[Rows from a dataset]
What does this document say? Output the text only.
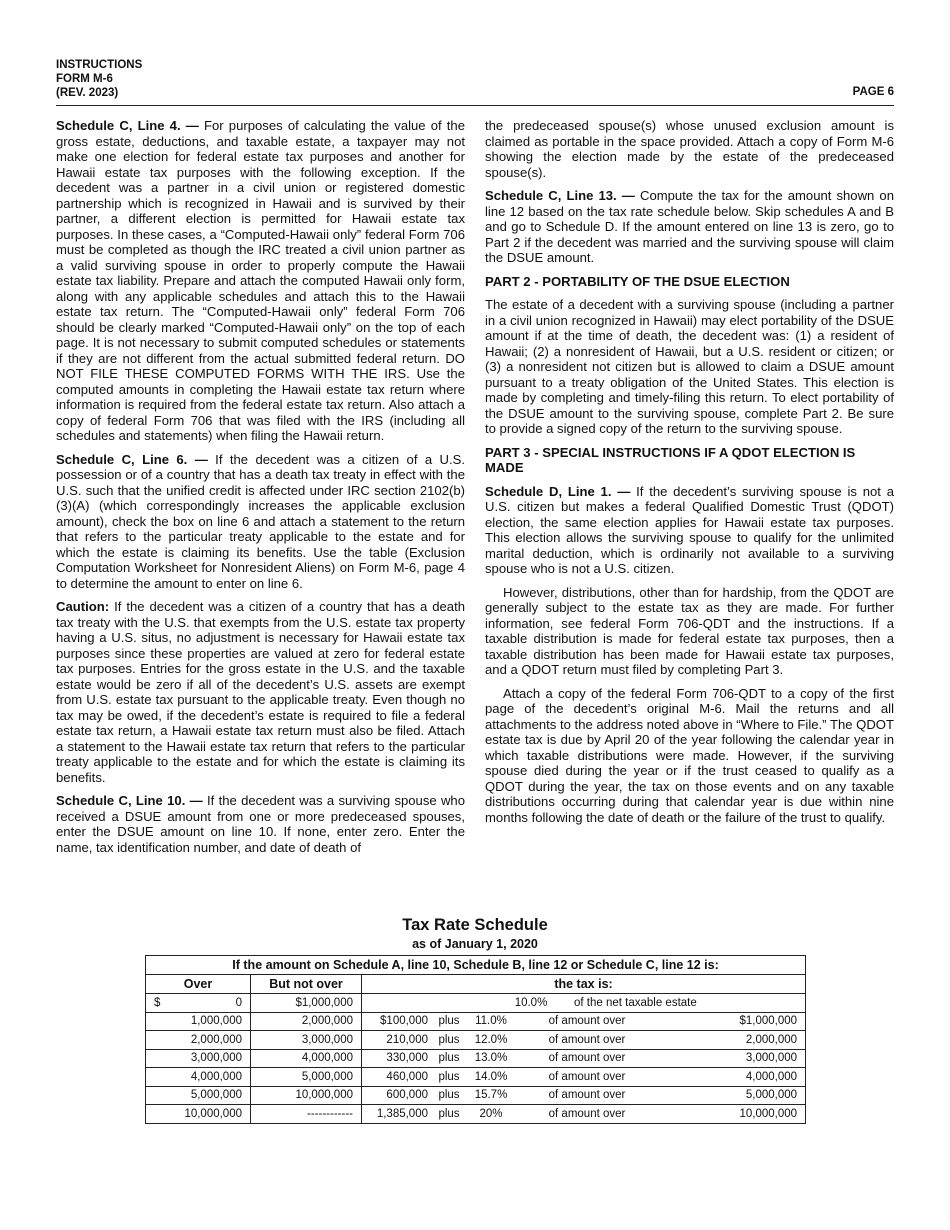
INSTRUCTIONS
FORM M-6
(REV. 2023)	PAGE 6

Schedule C, Line 4. — For purposes of calculating the value of the gross estate, deductions, and taxable estate, a taxpayer may not make one election for federal estate tax purposes and another for Hawaii estate tax purposes with the following exception. If the decedent was a partner in a civil union or registered domestic partnership which is recognized in Hawaii and is survived by their partner, a different election is permitted for Hawaii estate tax purposes. In these cases, a “Computed-Hawaii only” federal Form 706 must be completed as though the IRC treated a civil union partner as a valid surviving spouse in order to properly compute the Hawaii estate tax liability. Prepare and attach the computed Hawaii only form, along with any applicable schedules and attach this to the Hawaii estate tax return. The “Computed-Hawaii only” federal Form 706 should be clearly marked “Computed-Hawaii only” on the top of each page. It is not necessary to submit computed schedules or statements if they are not different from the actual submitted federal return. DO NOT FILE THESE COMPUTED FORMS WITH THE IRS. Use the computed amounts in completing the Hawaii estate tax return where information is required from the federal estate tax return. Also attach a copy of federal Form 706 that was filed with the IRS (including all schedules and statements) when filing the Hawaii return.

Schedule C, Line 6. — If the decedent was a citizen of a U.S. possession or of a country that has a death tax treaty in effect with the U.S. such that the unified credit is affected under IRC section 2102(b)(3)(A) (which correspondingly increases the applicable exclusion amount), check the box on line 6 and attach a statement to the return that refers to the particular treaty applicable to the estate and for which the estate is claiming its benefits. Use the table (Exclusion Computation Worksheet for Nonresident Aliens) on Form M-6, page 4 to determine the amount to enter on line 6.

Caution: If the decedent was a citizen of a country that has a death tax treaty with the U.S. that exempts from the U.S. estate tax property having a U.S. situs, no adjustment is necessary for Hawaii estate tax purposes since these properties are valued at zero for federal estate tax purposes. Entries for the gross estate in the U.S. and the taxable estate would be zero if all of the decedent’s U.S. assets are exempt from U.S. estate tax pursuant to the applicable treaty. Even though no tax may be owed, if the decedent’s estate is required to file a federal estate tax return, a Hawaii estate tax return must also be filed. Attach a statement to the Hawaii estate tax return that refers to the particular treaty applicable to the estate and for which the estate is claiming its benefits.

Schedule C, Line 10. — If the decedent was a surviving spouse who received a DSUE amount from one or more predeceased spouses, enter the DSUE amount on line 10. If none, enter zero. Enter the name, tax identification number, and date of death of

the predeceased spouse(s) whose unused exclusion amount is claimed as portable in the space provided. Attach a copy of Form M-6 showing the election made by the estate of the predeceased spouse(s).

Schedule C, Line 13. — Compute the tax for the amount shown on line 12 based on the tax rate schedule below. Skip schedules A and B and go to Schedule D. If the amount entered on line 13 is zero, go to Part 2 if the decedent was married and the surviving spouse will claim the DSUE amount.

PART 2 - PORTABILITY OF THE DSUE ELECTION

The estate of a decedent with a surviving spouse (including a partner in a civil union recognized in Hawaii) may elect portability of the DSUE amount if at the time of death, the decedent was: (1) a resident of Hawaii; (2) a nonresident of Hawaii, but a U.S. resident or citizen; or (3) a nonresident not citizen but is allowed to claim a DSUE amount pursuant to a treaty obligation of the United States. This election is made by completing and timely-filing this return. To elect portability of the DSUE amount to the surviving spouse, complete Part 2. Be sure to provide a signed copy of the return to the surviving spouse.

PART 3 - SPECIAL INSTRUCTIONS IF A QDOT ELECTION IS MADE

Schedule D, Line 1. — If the decedent’s surviving spouse is not a U.S. citizen but makes a federal Qualified Domestic Trust (QDOT) election, the same election applies for Hawaii estate tax purposes. This election allows the surviving spouse to qualify for the unlimited marital deduction, which is ordinarily not available to a surviving spouse who is not a U.S. citizen.

However, distributions, other than for hardship, from the QDOT are generally subject to the estate tax as they are made. For further information, see federal Form 706-QDT and the instructions. If a taxable distribution is made for federal estate tax purposes, then a taxable distribution has been made for Hawaii estate tax purposes, and a QDOT return must filed by completing Part 3.

Attach a copy of the federal Form 706-QDT to a copy of the first page of the decedent’s original M-6. Mail the returns and all attachments to the address noted above in “Where to File.” The QDOT estate tax is due by April 20 of the year following the calendar year in which taxable distributions were made. However, if the surviving spouse died during the year or if the trust ceased to qualify as a QDOT during the year, the tax on those events and on any taxable distributions occurring during that calendar year is due within nine months following the date of death or the failure of the trust to qualify.

Tax Rate Schedule
as of January 1, 2020
If the amount on Schedule A, line 10, Schedule B, line 12 or Schedule C, line 12 is:		
Over	But not over	the tax is:

$ 0	$1,000,000	10.0% of the net taxable estate

1,000,000	2,000,000	$100,000 plus 11.0% of amount over $1,000,000

2,000,000	3,000,000	210,000 plus 12.0% of amount over 2,000,000

3,000,000	4,000,000	330,000 plus 13.0% of amount over 3,000,000

4,000,000	5,000,000	460,000 plus 14.0% of amount over 4,000,000

5,000,000	10,000,000	600,000 plus 15.7% of amount over 5,000,000

10,000,000	------------	1,385,000 plus 20% of amount over 10,000,000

### DO THIS:
Transcribe all of the material exactly, leaving out whatever pictures it contains.

### RESPONSE TO THIS TASK:
What does this document say? Output the text only.
INSTRUCTIONS
FORM M-6
(REV. 2023)	PAGE 6

Schedule C, Line 4. — For purposes of calculating the value of the gross estate, deductions, and taxable estate, a taxpayer may not make one election for federal estate tax purposes and another for Hawaii estate tax purposes with the following exception. If the decedent was a partner in a civil union or registered domestic partnership which is recognized in Hawaii and is survived by their partner, a different election is permitted for Hawaii estate tax purposes. In these cases, a “Computed-Hawaii only” federal Form 706 must be completed as though the IRC treated a civil union partner as a valid surviving spouse in order to properly compute the Hawaii estate tax liability. Prepare and attach the computed Hawaii only form, along with any applicable schedules and attach this to the Hawaii estate tax return. The “Computed-Hawaii only” federal Form 706 should be clearly marked “Computed-Hawaii only” on the top of each page. It is not necessary to submit computed schedules or statements if they are not different from the actual submitted federal return. DO NOT FILE THESE COMPUTED FORMS WITH THE IRS. Use the computed amounts in completing the Hawaii estate tax return where information is required from the federal estate tax return. Also attach a copy of federal Form 706 that was filed with the IRS (including all schedules and statements) when filing the Hawaii return.

Schedule C, Line 6. — If the decedent was a citizen of a U.S. possession or of a country that has a death tax treaty in effect with the U.S. such that the unified credit is affected under IRC section 2102(b)(3)(A) (which correspondingly increases the applicable exclusion amount), check the box on line 6 and attach a statement to the return that refers to the particular treaty applicable to the estate and for which the estate is claiming its benefits. Use the table (Exclusion Computation Worksheet for Nonresident Aliens) on Form M-6, page 4 to determine the amount to enter on line 6.

Caution: If the decedent was a citizen of a country that has a death tax treaty with the U.S. that exempts from the U.S. estate tax property having a U.S. situs, no adjustment is necessary for Hawaii estate tax purposes since these properties are valued at zero for federal estate tax purposes. Entries for the gross estate in the U.S. and the taxable estate would be zero if all of the decedent’s U.S. assets are exempt from U.S. estate tax pursuant to the applicable treaty. Even though no tax may be owed, if the decedent’s estate is required to file a federal estate tax return, a Hawaii estate tax return must also be filed. Attach a statement to the Hawaii estate tax return that refers to the particular treaty applicable to the estate and for which the estate is claiming its benefits.

Schedule C, Line 10. — If the decedent was a surviving spouse who received a DSUE amount from one or more predeceased spouses, enter the DSUE amount on line 10. If none, enter zero. Enter the name, tax identification number, and date of death of

the predeceased spouse(s) whose unused exclusion amount is claimed as portable in the space provided. Attach a copy of Form M-6 showing the election made by the estate of the predeceased spouse(s).

Schedule C, Line 13. — Compute the tax for the amount shown on line 12 based on the tax rate schedule below. Skip schedules A and B and go to Schedule D. If the amount entered on line 13 is zero, go to Part 2 if the decedent was married and the surviving spouse will claim the DSUE amount.

PART 2 - PORTABILITY OF THE DSUE ELECTION

The estate of a decedent with a surviving spouse (including a partner in a civil union recognized in Hawaii) may elect portability of the DSUE amount if at the time of death, the decedent was: (1) a resident of Hawaii; (2) a nonresident of Hawaii, but a U.S. resident or citizen; or (3) a nonresident not citizen but is allowed to claim a DSUE amount pursuant to a treaty obligation of the United States. This election is made by completing and timely-filing this return. To elect portability of the DSUE amount to the surviving spouse, complete Part 2. Be sure to provide a signed copy of the return to the surviving spouse.

PART 3 - SPECIAL INSTRUCTIONS IF A QDOT ELECTION IS MADE

Schedule D, Line 1. — If the decedent’s surviving spouse is not a U.S. citizen but makes a federal Qualified Domestic Trust (QDOT) election, the same election applies for Hawaii estate tax purposes. This election allows the surviving spouse to qualify for the unlimited marital deduction, which is ordinarily not available to a surviving spouse who is not a U.S. citizen.

However, distributions, other than for hardship, from the QDOT are generally subject to the estate tax as they are made. For further information, see federal Form 706-QDT and the instructions. If a taxable distribution is made for federal estate tax purposes, then a taxable distribution has been made for Hawaii estate tax purposes, and a QDOT return must filed by completing Part 3.

Attach a copy of the federal Form 706-QDT to a copy of the first page of the decedent’s original M-6. Mail the returns and all attachments to the address noted above in “Where to File.” The QDOT estate tax is due by April 20 of the year following the calendar year in which taxable distributions were made. However, if the surviving spouse died during the year or if the trust ceased to qualify as a QDOT during the year, the tax on those events and on any taxable distributions occurring during that calendar year is due within nine months following the date of death or the failure of the trust to qualify.

Tax Rate Schedule
as of January 1, 2020
If the amount on Schedule A, line 10, Schedule B, line 12 or Schedule C, line 12 is:		
Over	But not over	the tax is:

$ 0	$1,000,000	10.0% of the net taxable estate

1,000,000	2,000,000	$100,000 plus 11.0% of amount over $1,000,000

2,000,000	3,000,000	210,000 plus 12.0% of amount over 2,000,000

3,000,000	4,000,000	330,000 plus 13.0% of amount over 3,000,000

4,000,000	5,000,000	460,000 plus 14.0% of amount over 4,000,000

5,000,000	10,000,000	600,000 plus 15.7% of amount over 5,000,000

10,000,000	------------	1,385,000 plus 20% of amount over 10,000,000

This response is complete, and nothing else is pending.